From the entries below, please gather each line containing the string "Είναι".

——————————

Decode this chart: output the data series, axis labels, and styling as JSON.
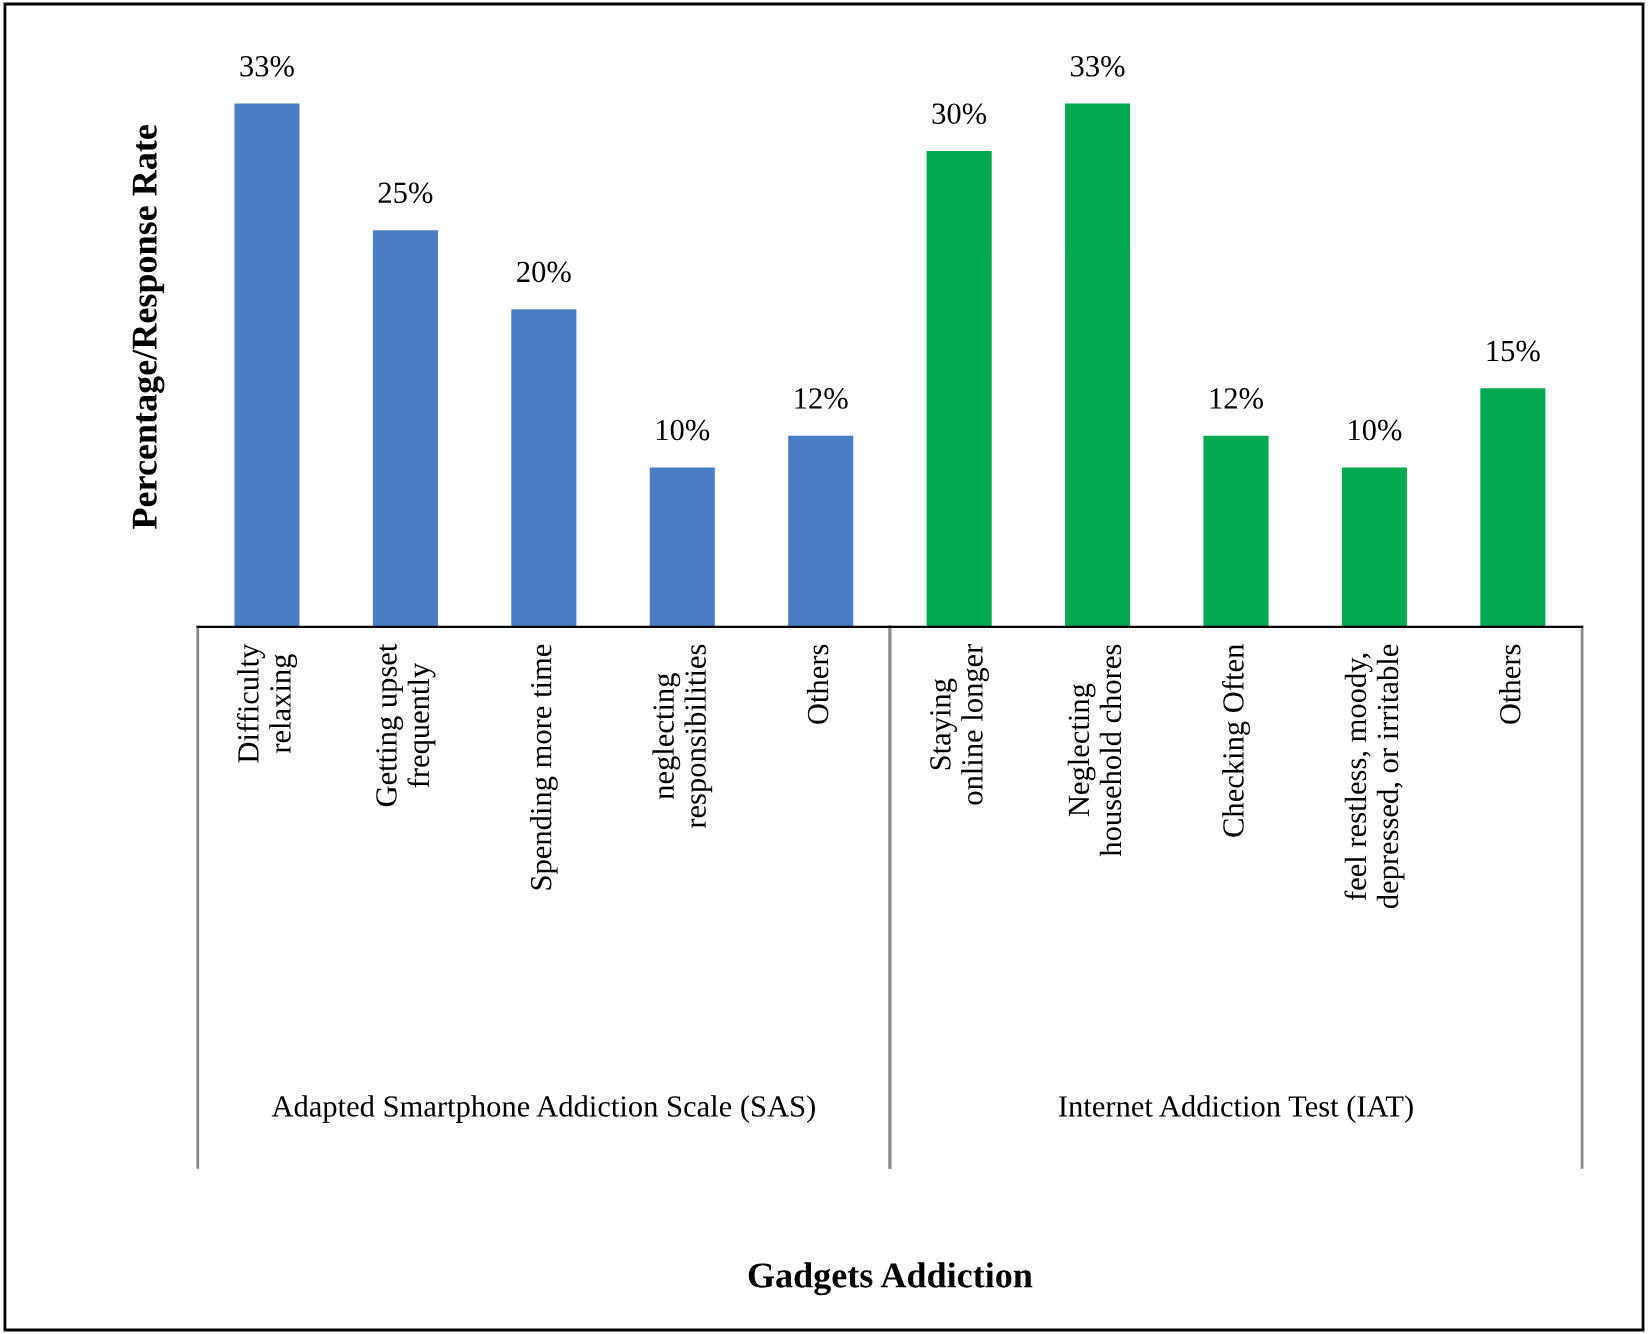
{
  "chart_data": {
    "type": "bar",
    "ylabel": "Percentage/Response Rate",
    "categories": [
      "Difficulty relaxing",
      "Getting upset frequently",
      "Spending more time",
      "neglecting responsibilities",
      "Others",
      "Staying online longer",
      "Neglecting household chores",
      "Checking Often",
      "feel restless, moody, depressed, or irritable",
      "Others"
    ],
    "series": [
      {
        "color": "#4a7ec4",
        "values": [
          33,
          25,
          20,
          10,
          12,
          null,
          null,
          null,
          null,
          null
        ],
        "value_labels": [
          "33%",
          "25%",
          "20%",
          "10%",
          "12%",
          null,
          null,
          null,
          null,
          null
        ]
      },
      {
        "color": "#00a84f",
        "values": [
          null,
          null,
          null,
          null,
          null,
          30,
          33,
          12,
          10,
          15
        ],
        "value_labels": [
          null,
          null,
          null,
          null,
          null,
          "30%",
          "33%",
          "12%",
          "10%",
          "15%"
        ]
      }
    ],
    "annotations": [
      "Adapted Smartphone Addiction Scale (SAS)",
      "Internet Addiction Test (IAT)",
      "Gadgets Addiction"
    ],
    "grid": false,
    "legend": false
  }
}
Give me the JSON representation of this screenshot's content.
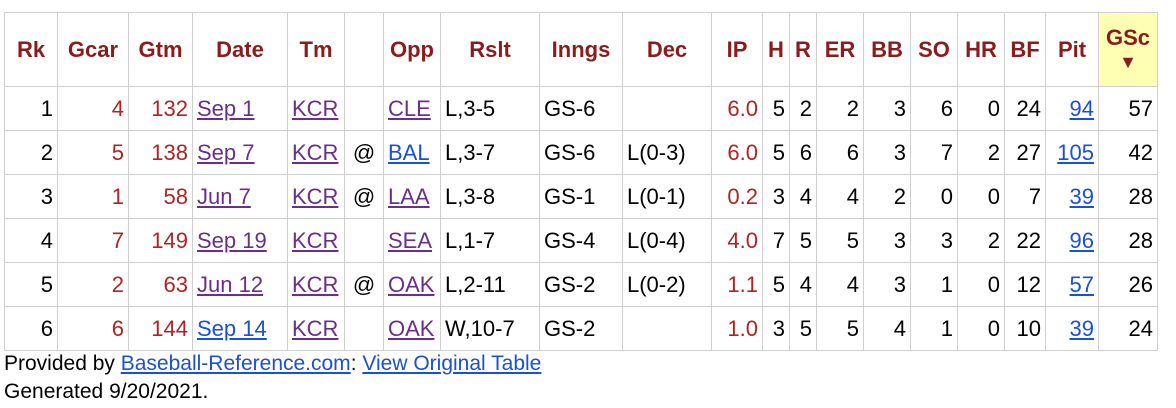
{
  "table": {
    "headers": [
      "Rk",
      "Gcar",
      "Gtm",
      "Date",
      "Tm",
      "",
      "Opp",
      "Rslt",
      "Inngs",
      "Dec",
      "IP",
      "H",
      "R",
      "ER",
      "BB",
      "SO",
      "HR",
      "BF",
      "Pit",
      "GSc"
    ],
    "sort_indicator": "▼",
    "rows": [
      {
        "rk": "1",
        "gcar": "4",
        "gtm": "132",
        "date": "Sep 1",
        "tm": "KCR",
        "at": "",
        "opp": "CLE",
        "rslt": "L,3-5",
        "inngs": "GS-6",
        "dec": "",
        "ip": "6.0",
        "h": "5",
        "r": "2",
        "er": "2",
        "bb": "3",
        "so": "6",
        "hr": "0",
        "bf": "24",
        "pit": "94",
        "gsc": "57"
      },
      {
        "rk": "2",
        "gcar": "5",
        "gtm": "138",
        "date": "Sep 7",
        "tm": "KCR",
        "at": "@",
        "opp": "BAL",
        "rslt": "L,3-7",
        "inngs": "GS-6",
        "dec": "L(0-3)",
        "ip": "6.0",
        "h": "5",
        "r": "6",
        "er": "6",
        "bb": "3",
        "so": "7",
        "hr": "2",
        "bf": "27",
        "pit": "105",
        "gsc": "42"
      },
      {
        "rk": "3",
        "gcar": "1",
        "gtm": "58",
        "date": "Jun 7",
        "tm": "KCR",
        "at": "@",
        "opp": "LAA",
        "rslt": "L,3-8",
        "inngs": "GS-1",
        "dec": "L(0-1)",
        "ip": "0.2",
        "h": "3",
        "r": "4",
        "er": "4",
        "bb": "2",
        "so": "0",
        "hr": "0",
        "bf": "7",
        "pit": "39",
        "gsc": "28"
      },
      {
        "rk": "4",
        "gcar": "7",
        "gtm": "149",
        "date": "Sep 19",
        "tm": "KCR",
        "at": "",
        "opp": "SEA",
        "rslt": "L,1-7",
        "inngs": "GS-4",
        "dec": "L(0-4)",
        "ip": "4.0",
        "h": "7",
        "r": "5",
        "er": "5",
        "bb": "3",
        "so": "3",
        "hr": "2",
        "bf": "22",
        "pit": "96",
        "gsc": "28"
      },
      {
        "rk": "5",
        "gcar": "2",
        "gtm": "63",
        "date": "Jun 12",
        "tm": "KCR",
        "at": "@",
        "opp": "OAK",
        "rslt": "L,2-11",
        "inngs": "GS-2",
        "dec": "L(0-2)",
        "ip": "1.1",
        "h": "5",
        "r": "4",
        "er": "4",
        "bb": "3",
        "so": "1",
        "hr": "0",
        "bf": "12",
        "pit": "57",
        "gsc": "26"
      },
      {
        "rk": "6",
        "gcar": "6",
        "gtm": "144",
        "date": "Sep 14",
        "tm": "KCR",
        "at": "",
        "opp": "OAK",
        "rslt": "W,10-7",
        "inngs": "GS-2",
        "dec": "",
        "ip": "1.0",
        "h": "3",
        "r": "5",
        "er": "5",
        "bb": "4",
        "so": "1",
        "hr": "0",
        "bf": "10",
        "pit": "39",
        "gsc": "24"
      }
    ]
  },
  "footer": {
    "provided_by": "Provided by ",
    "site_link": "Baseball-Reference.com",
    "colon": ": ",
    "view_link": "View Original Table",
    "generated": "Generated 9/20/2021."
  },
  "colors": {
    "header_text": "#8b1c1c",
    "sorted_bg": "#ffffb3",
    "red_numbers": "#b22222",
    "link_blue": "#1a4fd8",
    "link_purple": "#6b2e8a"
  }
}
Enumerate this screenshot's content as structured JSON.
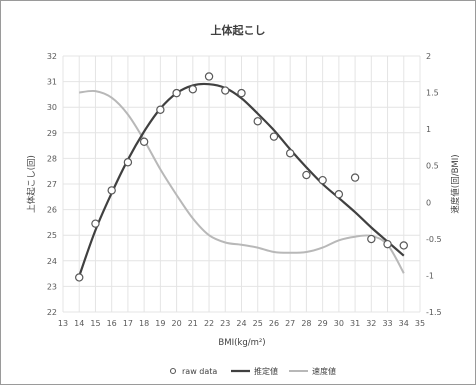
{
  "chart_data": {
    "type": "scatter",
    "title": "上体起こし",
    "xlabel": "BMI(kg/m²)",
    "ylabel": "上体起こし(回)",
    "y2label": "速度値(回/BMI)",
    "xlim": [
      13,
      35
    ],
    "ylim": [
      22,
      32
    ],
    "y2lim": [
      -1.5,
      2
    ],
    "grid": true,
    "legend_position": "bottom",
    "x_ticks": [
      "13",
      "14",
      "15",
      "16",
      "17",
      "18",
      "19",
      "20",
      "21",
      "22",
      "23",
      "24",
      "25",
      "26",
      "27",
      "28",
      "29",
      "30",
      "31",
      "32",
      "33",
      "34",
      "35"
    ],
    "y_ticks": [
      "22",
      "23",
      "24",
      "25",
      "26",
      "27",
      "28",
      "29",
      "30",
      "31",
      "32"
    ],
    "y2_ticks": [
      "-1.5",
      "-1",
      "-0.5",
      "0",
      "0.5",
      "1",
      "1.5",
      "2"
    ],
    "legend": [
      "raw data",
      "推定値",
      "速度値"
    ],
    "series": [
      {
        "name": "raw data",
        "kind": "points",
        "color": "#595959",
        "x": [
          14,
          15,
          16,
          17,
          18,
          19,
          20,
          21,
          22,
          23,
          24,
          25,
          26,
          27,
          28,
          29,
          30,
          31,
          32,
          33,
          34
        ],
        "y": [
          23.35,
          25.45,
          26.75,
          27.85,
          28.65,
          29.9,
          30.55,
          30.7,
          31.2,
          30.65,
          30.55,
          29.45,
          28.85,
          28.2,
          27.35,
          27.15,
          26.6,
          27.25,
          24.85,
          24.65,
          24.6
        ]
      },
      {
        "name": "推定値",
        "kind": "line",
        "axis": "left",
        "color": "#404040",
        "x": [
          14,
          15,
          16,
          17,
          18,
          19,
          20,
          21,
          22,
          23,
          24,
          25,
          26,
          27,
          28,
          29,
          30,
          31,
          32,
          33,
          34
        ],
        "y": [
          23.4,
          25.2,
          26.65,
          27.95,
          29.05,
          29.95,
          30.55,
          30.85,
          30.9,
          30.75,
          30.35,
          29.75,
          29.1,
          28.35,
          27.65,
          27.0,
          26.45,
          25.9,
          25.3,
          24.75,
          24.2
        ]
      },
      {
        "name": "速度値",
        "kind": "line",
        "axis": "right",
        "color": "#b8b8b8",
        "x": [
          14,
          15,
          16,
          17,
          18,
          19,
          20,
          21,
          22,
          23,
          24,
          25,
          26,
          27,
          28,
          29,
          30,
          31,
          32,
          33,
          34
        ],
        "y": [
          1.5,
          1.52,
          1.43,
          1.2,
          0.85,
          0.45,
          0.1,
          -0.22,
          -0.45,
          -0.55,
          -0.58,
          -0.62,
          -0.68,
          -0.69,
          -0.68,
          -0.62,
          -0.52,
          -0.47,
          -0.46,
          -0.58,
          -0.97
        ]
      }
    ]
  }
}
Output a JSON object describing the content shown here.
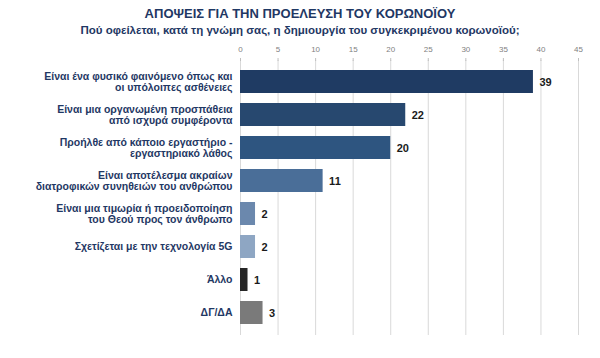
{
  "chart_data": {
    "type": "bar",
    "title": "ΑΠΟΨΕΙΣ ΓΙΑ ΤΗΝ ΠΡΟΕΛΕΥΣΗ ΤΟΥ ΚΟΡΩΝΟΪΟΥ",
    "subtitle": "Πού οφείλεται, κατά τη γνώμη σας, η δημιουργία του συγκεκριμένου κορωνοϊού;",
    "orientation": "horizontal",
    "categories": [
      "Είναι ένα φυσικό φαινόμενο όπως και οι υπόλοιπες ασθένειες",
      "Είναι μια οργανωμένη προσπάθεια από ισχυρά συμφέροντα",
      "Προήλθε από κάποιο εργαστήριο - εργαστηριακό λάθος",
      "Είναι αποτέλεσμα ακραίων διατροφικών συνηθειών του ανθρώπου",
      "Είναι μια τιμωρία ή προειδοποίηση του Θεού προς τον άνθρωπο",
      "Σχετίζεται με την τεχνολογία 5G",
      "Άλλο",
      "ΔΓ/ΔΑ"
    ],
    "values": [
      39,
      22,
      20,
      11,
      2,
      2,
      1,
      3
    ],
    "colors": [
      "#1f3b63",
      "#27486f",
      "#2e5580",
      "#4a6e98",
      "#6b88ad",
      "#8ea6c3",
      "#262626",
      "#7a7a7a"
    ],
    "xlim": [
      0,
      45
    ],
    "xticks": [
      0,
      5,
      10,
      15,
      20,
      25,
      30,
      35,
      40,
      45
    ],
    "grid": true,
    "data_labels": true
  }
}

——————————

- **SOLUTION FOR THIS PROBLEM**
      "Είναι ένα φυσικό φαινόμενο όπως και οι υπόλοιπες ασθένειες",
      "Είναι μια οργανωμένη προσπάθεια από ισχυρά συμφέροντα",
      "Είναι αποτέλεσμα ακραίων διατροφικών συνηθειών του ανθρώπου",
      "Είναι μια τιμωρία ή προειδοποίηση του Θεού προς τον άνθρωπο",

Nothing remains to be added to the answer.